YOUR INSTRUCTIONS: Pull out every line in the items below that contains the string "bboxes", and copy each one unchanged.

EXERCISE INPUT:

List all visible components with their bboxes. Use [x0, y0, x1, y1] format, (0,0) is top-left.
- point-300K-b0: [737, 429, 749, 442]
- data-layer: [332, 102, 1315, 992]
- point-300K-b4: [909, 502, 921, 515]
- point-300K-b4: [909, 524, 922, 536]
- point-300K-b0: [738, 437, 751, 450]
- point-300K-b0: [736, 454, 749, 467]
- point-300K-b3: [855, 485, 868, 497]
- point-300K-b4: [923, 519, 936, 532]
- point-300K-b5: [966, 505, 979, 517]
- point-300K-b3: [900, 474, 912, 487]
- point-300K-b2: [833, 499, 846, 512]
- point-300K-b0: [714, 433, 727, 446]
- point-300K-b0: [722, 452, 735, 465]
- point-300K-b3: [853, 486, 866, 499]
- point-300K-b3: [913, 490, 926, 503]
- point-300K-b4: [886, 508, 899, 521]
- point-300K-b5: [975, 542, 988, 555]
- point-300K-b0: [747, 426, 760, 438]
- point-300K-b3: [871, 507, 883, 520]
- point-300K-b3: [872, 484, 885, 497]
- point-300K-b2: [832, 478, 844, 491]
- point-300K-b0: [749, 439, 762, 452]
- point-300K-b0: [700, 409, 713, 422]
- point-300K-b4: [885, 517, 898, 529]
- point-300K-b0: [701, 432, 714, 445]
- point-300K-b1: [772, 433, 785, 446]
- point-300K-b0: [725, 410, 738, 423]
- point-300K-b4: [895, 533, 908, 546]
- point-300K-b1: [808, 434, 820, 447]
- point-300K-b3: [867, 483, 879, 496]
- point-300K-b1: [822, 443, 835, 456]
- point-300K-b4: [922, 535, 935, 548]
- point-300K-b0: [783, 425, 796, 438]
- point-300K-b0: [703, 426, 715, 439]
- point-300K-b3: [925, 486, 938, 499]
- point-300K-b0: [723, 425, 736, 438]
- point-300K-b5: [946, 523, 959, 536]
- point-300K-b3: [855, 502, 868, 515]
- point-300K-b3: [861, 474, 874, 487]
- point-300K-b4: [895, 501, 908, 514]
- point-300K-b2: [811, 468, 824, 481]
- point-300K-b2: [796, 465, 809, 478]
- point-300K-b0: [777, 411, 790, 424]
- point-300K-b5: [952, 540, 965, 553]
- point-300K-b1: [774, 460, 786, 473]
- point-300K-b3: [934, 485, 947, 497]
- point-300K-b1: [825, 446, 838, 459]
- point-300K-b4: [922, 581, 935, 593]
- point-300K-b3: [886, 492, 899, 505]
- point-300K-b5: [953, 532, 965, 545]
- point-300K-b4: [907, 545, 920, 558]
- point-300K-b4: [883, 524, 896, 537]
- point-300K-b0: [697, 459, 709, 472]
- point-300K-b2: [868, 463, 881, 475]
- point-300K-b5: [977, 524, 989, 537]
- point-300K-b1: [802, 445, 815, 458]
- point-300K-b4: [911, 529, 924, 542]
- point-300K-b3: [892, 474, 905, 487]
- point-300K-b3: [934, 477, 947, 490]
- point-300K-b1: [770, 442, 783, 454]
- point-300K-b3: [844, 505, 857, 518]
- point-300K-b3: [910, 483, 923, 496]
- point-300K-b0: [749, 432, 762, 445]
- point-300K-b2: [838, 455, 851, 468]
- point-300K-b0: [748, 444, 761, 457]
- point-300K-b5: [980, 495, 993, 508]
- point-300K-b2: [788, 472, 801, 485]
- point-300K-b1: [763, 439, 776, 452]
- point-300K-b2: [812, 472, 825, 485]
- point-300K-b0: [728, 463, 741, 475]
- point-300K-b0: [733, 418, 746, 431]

ANSWER TO THE EXERCISE:
List all visible components with their bboxes. Use [x0, y0, x1, y1] format, (0,0) is top-left.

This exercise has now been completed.